Search the material below for the string "Αγγλική" and extract each line that has it.

►

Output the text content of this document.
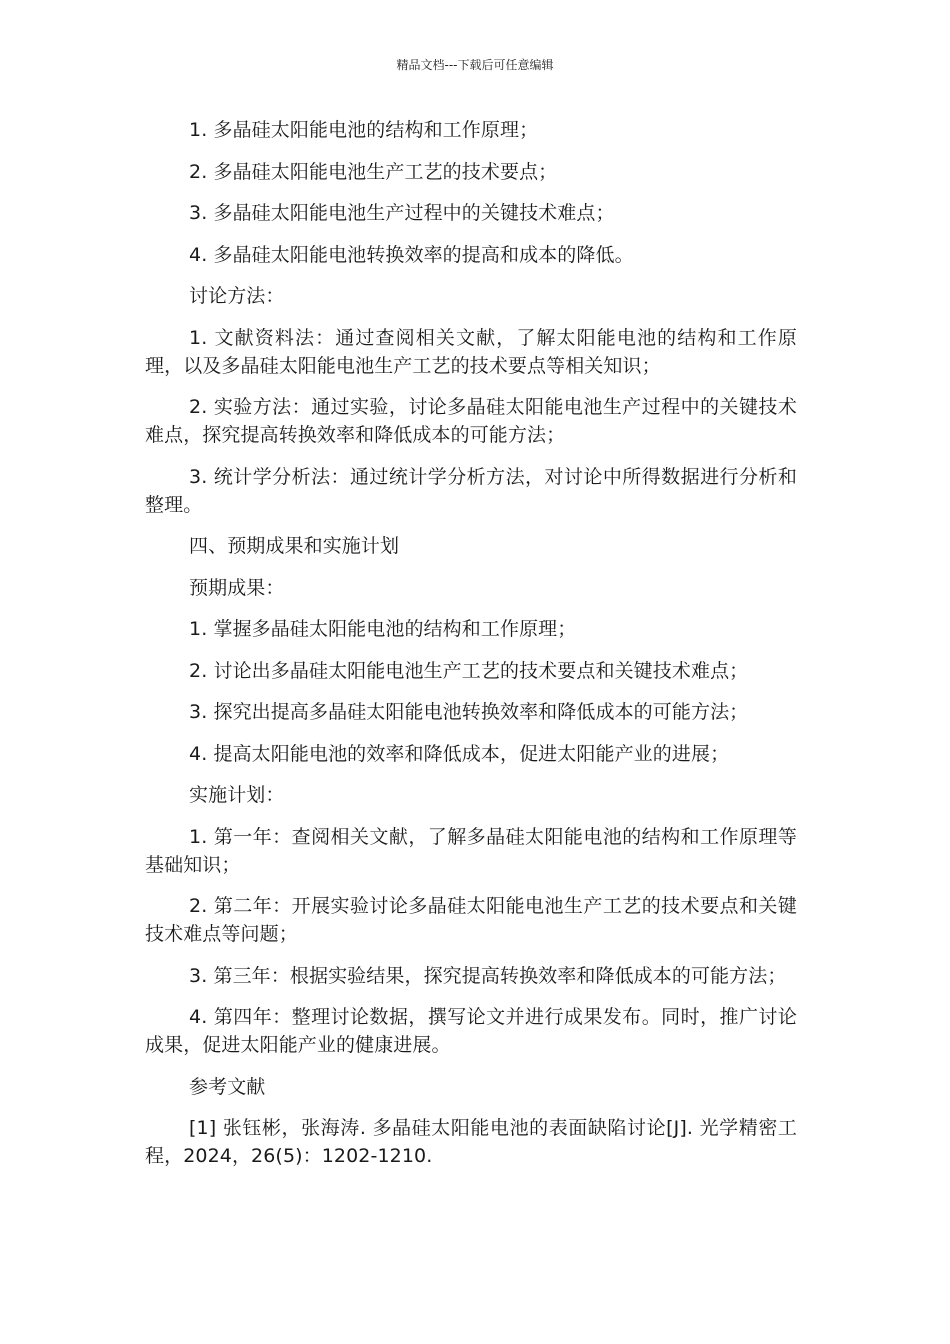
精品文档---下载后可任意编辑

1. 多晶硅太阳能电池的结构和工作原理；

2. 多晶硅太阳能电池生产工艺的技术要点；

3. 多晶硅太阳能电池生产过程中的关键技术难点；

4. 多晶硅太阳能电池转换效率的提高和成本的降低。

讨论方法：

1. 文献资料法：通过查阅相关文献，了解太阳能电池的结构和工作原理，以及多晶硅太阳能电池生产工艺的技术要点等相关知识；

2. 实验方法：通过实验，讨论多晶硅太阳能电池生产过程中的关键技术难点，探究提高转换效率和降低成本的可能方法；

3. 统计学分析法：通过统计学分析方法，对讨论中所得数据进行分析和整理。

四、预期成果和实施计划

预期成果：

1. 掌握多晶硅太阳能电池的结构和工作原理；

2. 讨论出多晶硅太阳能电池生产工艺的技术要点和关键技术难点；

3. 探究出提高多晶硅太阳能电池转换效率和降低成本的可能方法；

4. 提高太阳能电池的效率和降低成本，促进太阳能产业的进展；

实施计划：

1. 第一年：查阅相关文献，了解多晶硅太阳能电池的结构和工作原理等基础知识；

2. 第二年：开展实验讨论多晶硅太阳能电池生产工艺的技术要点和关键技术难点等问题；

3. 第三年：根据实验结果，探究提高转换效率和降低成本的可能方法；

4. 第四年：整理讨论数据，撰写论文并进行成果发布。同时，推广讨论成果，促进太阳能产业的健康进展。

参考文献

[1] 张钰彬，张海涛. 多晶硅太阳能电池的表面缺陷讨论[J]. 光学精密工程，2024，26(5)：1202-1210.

◄
►

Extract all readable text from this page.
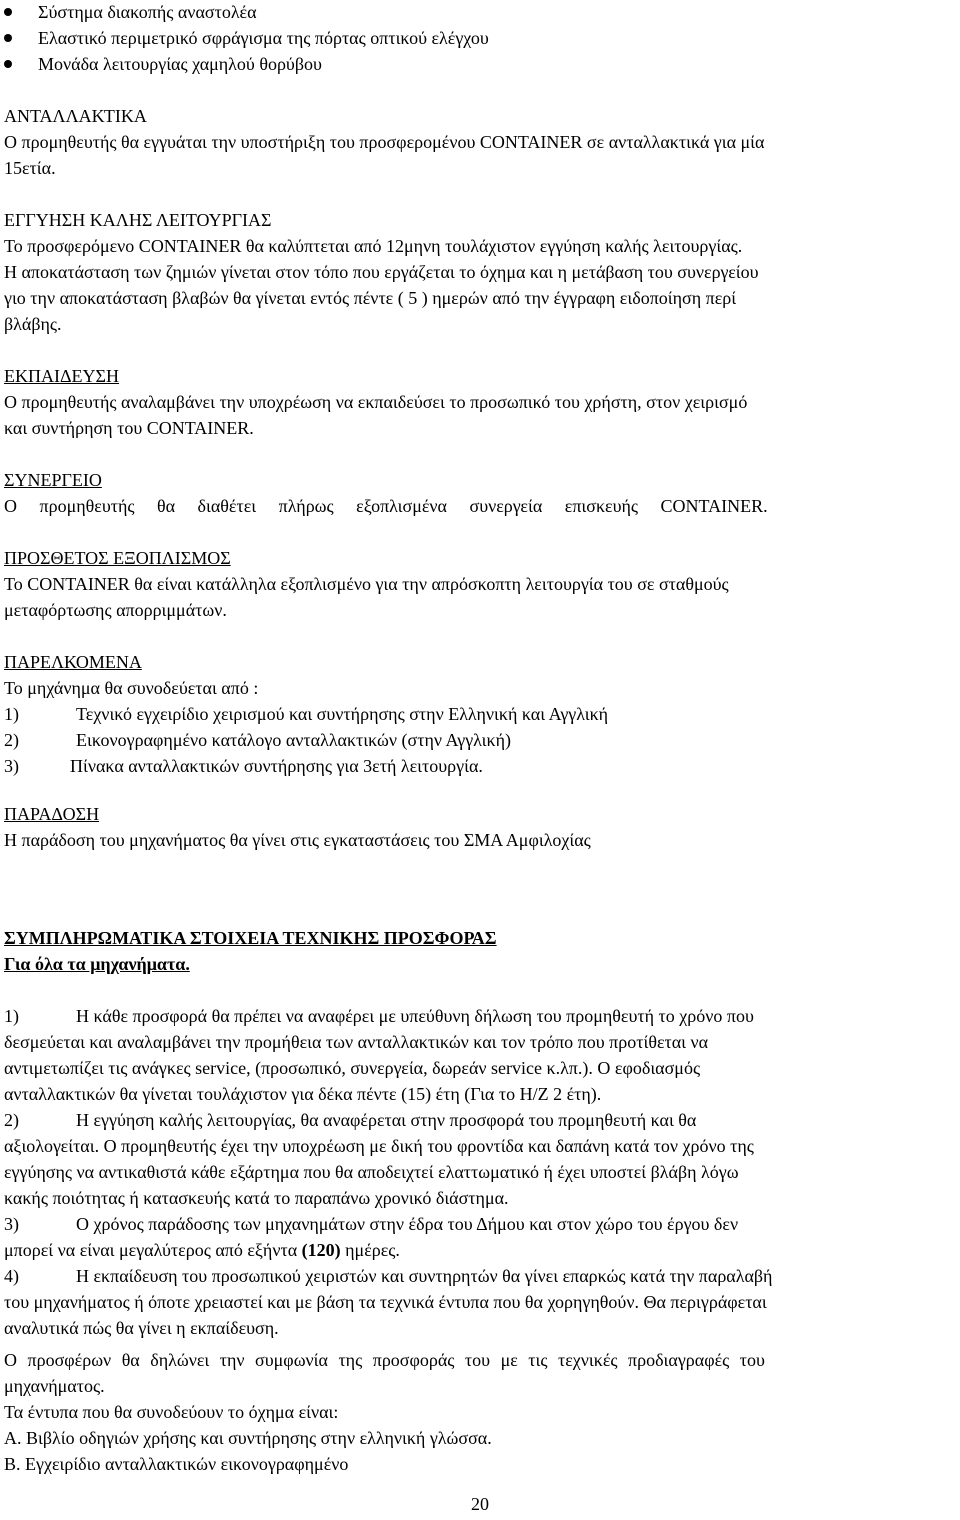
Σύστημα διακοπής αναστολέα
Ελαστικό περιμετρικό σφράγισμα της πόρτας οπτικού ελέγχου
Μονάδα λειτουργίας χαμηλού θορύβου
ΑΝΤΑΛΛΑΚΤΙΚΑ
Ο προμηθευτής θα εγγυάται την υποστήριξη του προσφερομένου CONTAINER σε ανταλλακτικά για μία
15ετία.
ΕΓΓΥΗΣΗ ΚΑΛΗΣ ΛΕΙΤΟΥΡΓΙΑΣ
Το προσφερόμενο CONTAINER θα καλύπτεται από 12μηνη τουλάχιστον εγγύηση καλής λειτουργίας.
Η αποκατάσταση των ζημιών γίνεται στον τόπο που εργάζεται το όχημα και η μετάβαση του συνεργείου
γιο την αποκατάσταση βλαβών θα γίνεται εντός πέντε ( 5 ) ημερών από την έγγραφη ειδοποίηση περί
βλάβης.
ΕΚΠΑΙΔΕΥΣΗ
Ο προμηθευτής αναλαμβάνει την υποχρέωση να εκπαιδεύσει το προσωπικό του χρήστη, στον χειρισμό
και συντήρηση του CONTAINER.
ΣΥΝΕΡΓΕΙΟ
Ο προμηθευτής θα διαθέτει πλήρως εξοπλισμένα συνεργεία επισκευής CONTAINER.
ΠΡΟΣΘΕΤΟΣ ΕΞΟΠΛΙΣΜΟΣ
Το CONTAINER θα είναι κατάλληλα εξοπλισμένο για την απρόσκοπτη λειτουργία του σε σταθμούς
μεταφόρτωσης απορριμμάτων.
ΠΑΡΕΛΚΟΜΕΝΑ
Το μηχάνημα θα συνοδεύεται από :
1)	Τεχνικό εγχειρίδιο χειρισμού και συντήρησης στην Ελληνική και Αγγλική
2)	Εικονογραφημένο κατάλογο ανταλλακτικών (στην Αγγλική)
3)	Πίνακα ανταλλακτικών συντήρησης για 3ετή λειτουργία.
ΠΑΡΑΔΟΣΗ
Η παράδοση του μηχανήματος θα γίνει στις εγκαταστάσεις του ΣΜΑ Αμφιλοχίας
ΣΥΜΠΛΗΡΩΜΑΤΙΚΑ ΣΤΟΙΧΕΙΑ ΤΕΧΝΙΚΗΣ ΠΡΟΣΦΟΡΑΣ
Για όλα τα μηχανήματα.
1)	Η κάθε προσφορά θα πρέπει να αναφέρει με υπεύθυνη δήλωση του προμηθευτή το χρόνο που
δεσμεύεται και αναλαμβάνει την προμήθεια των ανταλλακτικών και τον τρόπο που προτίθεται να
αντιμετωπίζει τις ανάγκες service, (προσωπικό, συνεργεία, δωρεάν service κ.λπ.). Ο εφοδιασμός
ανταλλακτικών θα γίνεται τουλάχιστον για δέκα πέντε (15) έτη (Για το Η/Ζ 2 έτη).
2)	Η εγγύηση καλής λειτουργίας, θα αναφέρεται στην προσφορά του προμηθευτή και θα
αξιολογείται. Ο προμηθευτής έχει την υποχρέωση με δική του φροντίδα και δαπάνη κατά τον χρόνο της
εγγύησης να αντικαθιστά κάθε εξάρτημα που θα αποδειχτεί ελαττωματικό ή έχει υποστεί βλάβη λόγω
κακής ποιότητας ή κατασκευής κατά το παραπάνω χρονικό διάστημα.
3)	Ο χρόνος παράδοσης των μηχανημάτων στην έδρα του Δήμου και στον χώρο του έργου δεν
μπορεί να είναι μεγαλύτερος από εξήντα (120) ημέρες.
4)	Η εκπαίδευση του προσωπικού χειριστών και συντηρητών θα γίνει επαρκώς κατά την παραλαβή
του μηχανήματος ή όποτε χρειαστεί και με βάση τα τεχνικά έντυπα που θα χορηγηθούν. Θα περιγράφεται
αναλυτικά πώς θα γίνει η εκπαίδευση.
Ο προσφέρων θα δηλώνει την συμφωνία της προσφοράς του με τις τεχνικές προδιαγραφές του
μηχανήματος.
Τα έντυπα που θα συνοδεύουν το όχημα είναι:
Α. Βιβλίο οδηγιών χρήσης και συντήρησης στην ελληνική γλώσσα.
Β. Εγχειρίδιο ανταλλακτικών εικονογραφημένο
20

◄

◆ Worked answer ◆
1)	Τεχνικό εγχειρίδιο χειρισμού και συντήρησης στην Ελληνική και Αγγλική
2)	Εικονογραφημένο κατάλογο ανταλλακτικών (στην Αγγλική)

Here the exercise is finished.